-- DATA SUPPLIED --
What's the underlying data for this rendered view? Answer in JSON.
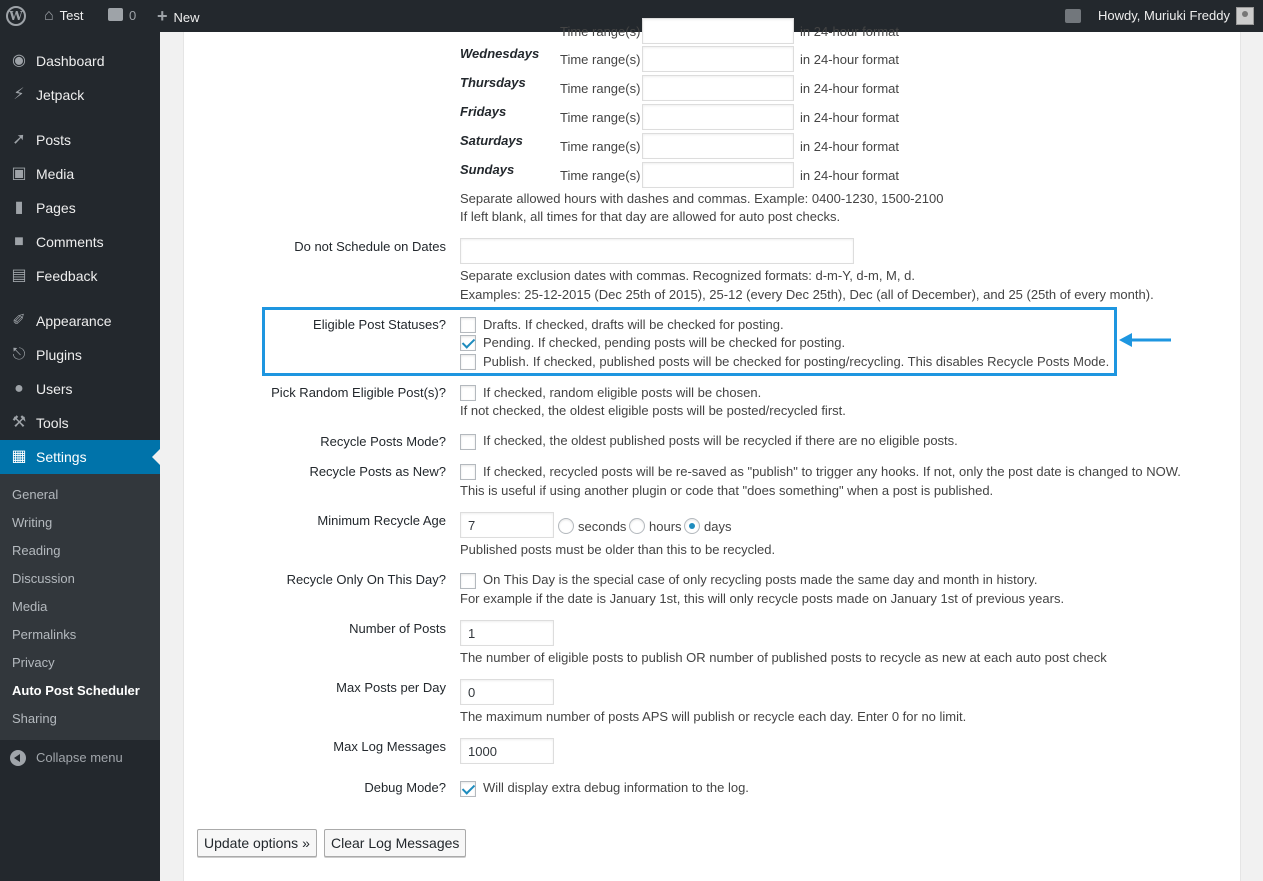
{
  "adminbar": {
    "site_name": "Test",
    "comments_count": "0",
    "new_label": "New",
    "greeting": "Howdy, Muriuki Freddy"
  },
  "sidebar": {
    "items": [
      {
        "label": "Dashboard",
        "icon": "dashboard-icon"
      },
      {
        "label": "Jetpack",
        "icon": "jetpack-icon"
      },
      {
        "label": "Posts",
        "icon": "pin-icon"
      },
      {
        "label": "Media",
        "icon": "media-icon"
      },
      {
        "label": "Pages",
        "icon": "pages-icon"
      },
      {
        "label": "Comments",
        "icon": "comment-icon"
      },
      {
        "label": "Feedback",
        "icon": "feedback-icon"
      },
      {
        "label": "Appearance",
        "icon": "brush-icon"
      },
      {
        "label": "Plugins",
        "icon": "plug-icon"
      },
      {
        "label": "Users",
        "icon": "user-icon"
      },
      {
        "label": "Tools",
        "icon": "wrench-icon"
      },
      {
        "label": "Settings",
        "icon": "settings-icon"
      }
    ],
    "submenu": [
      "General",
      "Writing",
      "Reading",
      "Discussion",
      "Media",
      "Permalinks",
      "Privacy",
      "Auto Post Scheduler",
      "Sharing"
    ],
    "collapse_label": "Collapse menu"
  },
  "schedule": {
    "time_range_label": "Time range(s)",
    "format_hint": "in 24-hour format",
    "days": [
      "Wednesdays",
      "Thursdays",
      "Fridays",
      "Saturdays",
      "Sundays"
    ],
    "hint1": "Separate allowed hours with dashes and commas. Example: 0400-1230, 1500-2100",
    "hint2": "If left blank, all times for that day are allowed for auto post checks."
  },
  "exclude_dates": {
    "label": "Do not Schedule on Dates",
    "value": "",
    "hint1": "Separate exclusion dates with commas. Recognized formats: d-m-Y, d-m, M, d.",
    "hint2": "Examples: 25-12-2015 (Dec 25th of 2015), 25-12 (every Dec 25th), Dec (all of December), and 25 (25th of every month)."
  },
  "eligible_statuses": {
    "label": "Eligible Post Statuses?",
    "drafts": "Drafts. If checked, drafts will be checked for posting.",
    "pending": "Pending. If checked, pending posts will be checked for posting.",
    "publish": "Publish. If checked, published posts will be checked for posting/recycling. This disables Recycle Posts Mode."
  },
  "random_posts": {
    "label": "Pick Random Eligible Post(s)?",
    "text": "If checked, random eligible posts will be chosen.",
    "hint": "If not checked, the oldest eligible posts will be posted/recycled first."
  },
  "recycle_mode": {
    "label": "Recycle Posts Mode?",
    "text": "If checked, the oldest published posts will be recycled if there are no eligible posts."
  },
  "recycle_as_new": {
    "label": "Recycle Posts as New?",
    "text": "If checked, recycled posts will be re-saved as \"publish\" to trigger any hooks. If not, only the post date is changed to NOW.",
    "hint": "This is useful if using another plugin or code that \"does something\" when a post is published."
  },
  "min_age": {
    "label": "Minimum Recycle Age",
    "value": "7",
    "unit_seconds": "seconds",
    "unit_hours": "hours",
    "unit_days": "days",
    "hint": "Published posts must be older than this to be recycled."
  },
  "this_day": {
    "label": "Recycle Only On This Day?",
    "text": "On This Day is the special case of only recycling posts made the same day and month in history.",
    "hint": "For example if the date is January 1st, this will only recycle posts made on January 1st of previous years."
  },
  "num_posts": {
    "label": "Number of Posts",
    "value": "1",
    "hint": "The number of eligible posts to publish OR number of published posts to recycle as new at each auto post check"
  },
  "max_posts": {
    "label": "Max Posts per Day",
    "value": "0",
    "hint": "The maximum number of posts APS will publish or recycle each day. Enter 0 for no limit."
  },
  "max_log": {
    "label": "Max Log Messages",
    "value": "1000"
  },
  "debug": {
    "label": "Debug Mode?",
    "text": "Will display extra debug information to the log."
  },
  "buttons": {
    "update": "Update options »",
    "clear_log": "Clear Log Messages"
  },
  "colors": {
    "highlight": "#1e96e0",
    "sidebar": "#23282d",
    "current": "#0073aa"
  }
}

-- WHAT TO PRODUCE --
State how many lines of the listing include the word "recycled". Reply with the number alone.

-- RESULT OF THIS TASK --
4